**Task brief:** Scan the material and copy every line in which "在任何情况下" appears.

**Data supplied:**
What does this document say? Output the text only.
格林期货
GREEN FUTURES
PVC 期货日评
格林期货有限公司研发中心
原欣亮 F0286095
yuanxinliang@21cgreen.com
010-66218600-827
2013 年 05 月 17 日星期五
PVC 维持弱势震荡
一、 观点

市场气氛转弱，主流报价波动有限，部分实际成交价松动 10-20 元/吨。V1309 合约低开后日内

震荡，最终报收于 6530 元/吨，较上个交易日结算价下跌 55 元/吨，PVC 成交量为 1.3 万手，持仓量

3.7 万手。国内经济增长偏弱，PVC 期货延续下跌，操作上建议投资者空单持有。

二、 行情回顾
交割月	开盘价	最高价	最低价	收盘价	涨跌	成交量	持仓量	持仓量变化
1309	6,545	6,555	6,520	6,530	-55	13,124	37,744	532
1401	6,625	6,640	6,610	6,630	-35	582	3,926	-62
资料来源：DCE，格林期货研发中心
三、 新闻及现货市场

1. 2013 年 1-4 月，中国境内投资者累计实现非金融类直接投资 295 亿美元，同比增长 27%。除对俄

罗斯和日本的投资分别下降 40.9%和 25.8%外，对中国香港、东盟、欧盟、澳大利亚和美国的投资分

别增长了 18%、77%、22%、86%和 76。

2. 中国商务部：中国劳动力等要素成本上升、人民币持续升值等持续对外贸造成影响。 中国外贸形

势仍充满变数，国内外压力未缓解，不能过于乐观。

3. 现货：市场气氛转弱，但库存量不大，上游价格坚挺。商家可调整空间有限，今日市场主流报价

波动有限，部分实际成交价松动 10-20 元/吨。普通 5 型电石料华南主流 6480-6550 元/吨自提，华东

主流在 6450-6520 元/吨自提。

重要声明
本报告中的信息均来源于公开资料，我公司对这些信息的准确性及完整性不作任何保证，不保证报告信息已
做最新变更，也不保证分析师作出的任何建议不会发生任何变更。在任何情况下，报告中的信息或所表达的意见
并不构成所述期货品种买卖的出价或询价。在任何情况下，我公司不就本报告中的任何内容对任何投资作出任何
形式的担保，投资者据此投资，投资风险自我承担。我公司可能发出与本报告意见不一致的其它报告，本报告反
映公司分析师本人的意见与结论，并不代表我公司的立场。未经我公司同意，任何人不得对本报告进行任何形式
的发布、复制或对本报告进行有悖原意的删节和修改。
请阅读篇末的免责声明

**Task response:**
做最新变更，也不保证分析师作出的任何建议不会发生任何变更。在任何情况下，报告中的信息或所表达的意见
并不构成所述期货品种买卖的出价或询价。在任何情况下，我公司不就本报告中的任何内容对任何投资作出任何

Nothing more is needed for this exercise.